Jadi tidak heran kalau Herodes gelisah dan marah besar. Selain karena merasa diperdaya orang-orang Majus yang tidak menunjukkan dimana bayi itu lahir, juga karena  kekuasaannya sebagai prestasi yang dimiliki akan tergeser dengan lahirnya Yesus Kristus sebagai calon raja orang-orang Yahudi.  Akibatnya, keberadaan Yesus mengusik kedudukannya, maka amarahnya pun memakan korban banyak bayi umur dua tahun kebawah.

Kegelisahan raja Herodes itu muncul karena ego. Yaitu ego yang  secara psikis menggiring pikiran untuk mengaitkan dirinya sebagai raja dengan kehadiran Yesus sebagai pesaing. Lalu muncul asumsi dalam pikiran Herodes bahwa  kelahiran  Yesus akan mengusik dan mengancam posisinya sebagai penguasa. Lagi pula Herodes pasti  tidak terima kalau orang-orang Majus datang untuk sujud menyembah  sebagai bukti pengakuan akan Yesus sebagai Raja Orang Yahudi diluar otoritas raja Herodes yang saat itu berkuasa.

Hanya karena raja Herodes tidak mau tahu maksud dibalik kedatangan Yesus ke dunia, maka kegelisahan dan amarahnya telah membuang banyak energi dari dalam tubuhnya dengan sia-sia. Nyatanya, kehadiran Yesus ke dunia bukan menjadi pesaing raja Herodes dan bukan pula menjadi pembebas bangsa Yahudi dari penjajahan Romawi. Jadi  seharusnya tidak ada alasan raja Herodes merasa tersaingi.

TUGAS KERJA 1: Sebutkan semua nama diri (nama orang, kelompok, atau bangsa) yang muncul dalam teks tentang raja Herodes.
TUGAS KERJA 2:
Jawab pertanyaan berikut berdasarkan teks tentang raja Herodes.
(a) Bayi berumur berapa yang menjadi korban amarah Herodes?
(b) Menurut teks, kegelisahan raja Herodes muncul karena apa?
(c) Dari penjajahan bangsa apa Yesus disebut bukan menjadi pembebas bangsa Yahudi?
TUGAS KERJA 3: Sambung teks tentang kegelisahan raja Herodes mulai setelah kalimat terakhirnya.

DATA MENTAH:
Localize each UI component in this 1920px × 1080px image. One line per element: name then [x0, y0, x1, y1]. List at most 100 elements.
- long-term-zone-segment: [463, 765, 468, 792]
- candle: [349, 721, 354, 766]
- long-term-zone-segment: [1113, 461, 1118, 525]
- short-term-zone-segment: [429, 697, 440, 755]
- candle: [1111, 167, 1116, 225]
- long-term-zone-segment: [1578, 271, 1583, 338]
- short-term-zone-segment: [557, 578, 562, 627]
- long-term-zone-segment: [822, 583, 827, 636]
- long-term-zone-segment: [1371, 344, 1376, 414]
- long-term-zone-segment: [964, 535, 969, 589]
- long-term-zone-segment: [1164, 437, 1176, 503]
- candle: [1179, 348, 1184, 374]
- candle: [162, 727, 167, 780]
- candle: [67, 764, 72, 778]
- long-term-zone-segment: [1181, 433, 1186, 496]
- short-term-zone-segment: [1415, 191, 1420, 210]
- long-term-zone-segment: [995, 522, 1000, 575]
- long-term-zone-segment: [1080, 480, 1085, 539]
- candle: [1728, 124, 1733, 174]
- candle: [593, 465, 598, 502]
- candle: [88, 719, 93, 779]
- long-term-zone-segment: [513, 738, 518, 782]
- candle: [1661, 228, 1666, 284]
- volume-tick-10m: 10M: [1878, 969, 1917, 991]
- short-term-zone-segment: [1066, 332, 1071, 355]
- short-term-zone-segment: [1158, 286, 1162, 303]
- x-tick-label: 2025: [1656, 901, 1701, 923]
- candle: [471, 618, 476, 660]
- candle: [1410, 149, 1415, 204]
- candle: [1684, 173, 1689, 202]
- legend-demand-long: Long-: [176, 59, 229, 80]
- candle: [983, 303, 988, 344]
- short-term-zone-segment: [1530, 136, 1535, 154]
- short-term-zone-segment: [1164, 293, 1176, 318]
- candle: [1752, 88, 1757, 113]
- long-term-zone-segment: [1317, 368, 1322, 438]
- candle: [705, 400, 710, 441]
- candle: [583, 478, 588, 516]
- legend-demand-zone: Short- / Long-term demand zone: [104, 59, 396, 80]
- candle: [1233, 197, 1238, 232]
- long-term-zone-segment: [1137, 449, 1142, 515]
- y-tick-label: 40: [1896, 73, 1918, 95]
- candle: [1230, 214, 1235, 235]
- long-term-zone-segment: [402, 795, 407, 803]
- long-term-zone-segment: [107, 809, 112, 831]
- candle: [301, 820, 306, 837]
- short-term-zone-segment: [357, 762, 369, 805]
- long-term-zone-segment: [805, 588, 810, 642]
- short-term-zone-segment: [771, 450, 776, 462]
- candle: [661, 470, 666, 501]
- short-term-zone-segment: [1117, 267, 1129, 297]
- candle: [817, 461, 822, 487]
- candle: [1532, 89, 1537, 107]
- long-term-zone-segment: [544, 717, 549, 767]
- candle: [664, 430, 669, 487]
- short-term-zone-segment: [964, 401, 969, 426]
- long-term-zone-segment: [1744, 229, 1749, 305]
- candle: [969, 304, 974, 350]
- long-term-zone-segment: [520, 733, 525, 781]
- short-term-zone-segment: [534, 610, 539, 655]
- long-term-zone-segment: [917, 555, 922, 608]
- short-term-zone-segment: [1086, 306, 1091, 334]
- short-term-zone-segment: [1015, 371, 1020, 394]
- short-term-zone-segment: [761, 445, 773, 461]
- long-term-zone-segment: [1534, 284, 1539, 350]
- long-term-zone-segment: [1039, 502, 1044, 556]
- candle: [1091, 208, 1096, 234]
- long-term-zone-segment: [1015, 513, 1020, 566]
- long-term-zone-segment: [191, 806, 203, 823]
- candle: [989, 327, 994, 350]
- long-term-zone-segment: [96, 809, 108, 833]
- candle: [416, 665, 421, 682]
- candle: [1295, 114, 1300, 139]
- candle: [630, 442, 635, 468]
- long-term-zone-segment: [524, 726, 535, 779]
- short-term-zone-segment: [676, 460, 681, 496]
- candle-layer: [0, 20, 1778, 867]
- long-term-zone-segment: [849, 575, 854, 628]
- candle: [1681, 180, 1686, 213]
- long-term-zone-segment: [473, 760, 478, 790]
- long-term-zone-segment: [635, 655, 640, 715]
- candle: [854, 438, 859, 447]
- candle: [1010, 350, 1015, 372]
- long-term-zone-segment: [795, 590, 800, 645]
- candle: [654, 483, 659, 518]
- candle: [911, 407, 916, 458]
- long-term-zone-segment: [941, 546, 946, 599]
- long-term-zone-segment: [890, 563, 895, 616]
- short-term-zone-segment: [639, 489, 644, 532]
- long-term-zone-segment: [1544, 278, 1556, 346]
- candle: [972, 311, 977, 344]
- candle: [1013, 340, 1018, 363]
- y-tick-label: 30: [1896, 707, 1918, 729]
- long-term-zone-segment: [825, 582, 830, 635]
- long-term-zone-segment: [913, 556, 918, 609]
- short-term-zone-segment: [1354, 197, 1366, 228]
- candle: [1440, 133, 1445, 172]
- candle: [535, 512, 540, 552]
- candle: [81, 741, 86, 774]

JAWABAN TUGAS 1:
Herodes
Majus
Yesus Kristus
Yahudi
Romawi

JAWABAN TUGAS 2:
(a) Bayi umur dua tahun ke bawah.
(b) Karena ego.
(c) Bangsa Romawi.

JAWABAN TUGAS 3:
Dilain pihak harapan bangsa Yahudi pun kandas karena raja yang dinanti-nantikan ternyata bukan mewakili kepentingan politik bangsa Yahudi melawan penjajahan Romawi. Buktinya, Ia lahir di palungan di kandang domba yang tidak cukup mendukung keyakinan bangsa Yahudi kalau bayi Yesus itu sebagai calon pemimpin dan raja besar yang mampu melawan penjajah nantinya. Bangsa Yahudi melihat kesederhanaan itu kehinaan dan tidak mungkin seorang raja datang dari tempat yang hina karena itu bukti kerendahan dan kelemahan.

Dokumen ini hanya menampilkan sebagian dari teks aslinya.